Work order – When the string "wake" appears in a line of the records, show the whole line.

Source material –
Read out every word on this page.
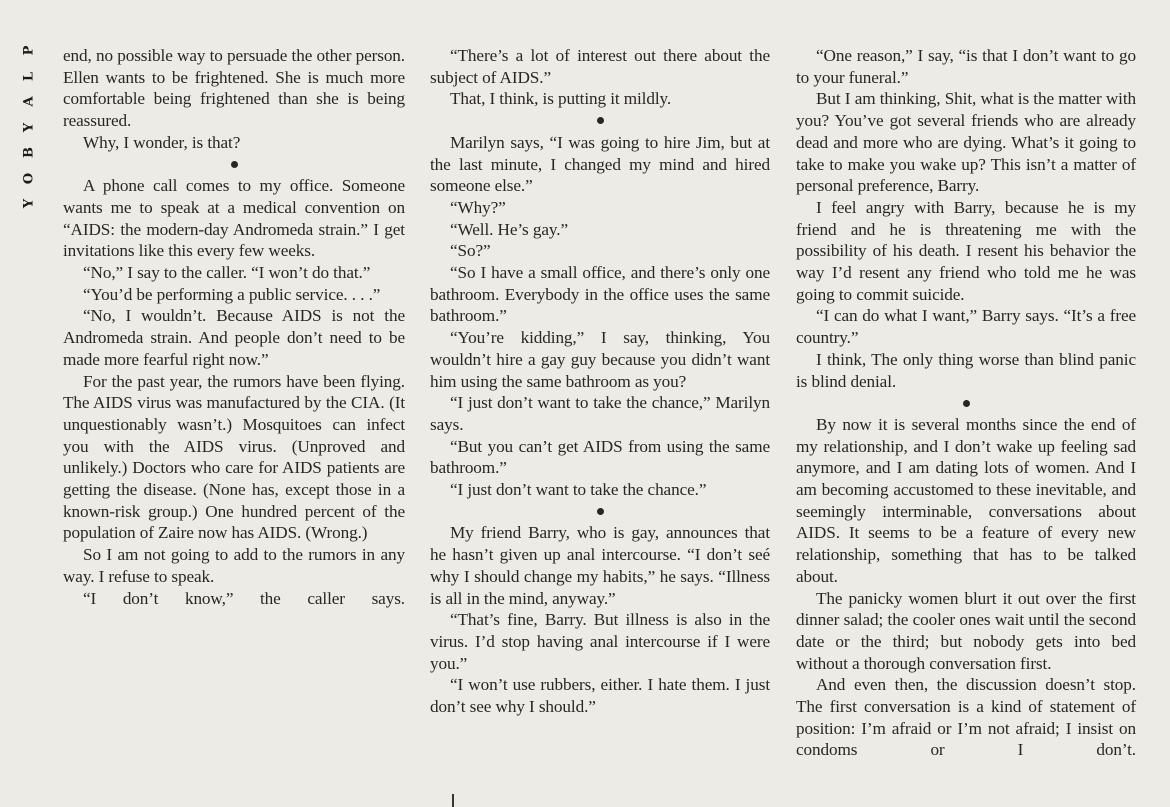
P
L
A
Y
B
O
Y

end, no possible way to persuade the other person. Ellen wants to be frightened. She is much more comfortable being frightened than she is being reassured.

Why, I wonder, is that?

A phone call comes to my office. Someone wants me to speak at a medical convention on “AIDS: the modern-day Andromeda strain.” I get invitations like this every few weeks.

“No,” I say to the caller. “I won’t do that.”

“You’d be performing a public service. . . .”

“No, I wouldn’t. Because AIDS is not the Andromeda strain. And people don’t need to be made more fearful right now.”

For the past year, the rumors have been flying. The AIDS virus was manufactured by the CIA. (It unquestionably wasn’t.) Mosquitoes can infect you with the AIDS virus. (Unproved and unlikely.) Doctors who care for AIDS patients are getting the disease. (None has, except those in a known-risk group.) One hundred percent of the population of Zaire now has AIDS. (Wrong.)

So I am not going to add to the rumors in any way. I refuse to speak.

“I don’t know,” the caller says.

“There’s a lot of interest out there about the subject of AIDS.”

That, I think, is putting it mildly.

Marilyn says, “I was going to hire Jim, but at the last minute, I changed my mind and hired someone else.”

“Why?”

“Well. He’s gay.”

“So?”

“So I have a small office, and there’s only one bathroom. Everybody in the office uses the same bathroom.”

“You’re kidding,” I say, thinking, You wouldn’t hire a gay guy because you didn’t want him using the same bathroom as you?

“I just don’t want to take the chance,” Marilyn says.

“But you can’t get AIDS from using the same bathroom.”

“I just don’t want to take the chance.”

My friend Barry, who is gay, announces that he hasn’t given up anal intercourse. “I don’t seé why I should change my habits,” he says. “Illness is all in the mind, anyway.”

“That’s fine, Barry. But illness is also in the virus. I’d stop having anal intercourse if I were you.”

“I won’t use rubbers, either. I hate them. I just don’t see why I should.”

“One reason,” I say, “is that I don’t want to go to your funeral.”

But I am thinking, Shit, what is the matter with you? You’ve got several friends who are already dead and more who are dying. What’s it going to take to make you wake up? This isn’t a matter of personal preference, Barry.

I feel angry with Barry, because he is my friend and he is threatening me with the possibility of his death. I resent his behavior the way I’d resent any friend who told me he was going to commit suicide.

“I can do what I want,” Barry says. “It’s a free country.”

I think, The only thing worse than blind panic is blind denial.

By now it is several months since the end of my relationship, and I don’t wake up feeling sad anymore, and I am dating lots of women. And I am becoming accustomed to these inevitable, and seemingly interminable, conversations about AIDS. It seems to be a feature of every new relationship, something that has to be talked about.

The panicky women blurt it out over the first dinner salad; the cooler ones wait until the second date or the third; but nobody gets into bed without a thorough conversation first.

And even then, the discussion doesn’t stop. The first conversation is a kind of statement of position: I’m afraid or I’m not afraid; I insist on condoms or I don’t.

Response to the exercise –
But I am thinking, Shit, what is the matter with you? You’ve got several friends who are already dead and more who are dying. What’s it going to take to make you wake up? This isn’t a matter of personal preference, Barry.
By now it is several months since the end of my relationship, and I don’t wake up feeling sad anymore, and I am dating lots of women. And I am becoming accustomed to these inevitable, and seemingly interminable, conversations about AIDS. It seems to be a feature of every new relationship, something that has to be talked about.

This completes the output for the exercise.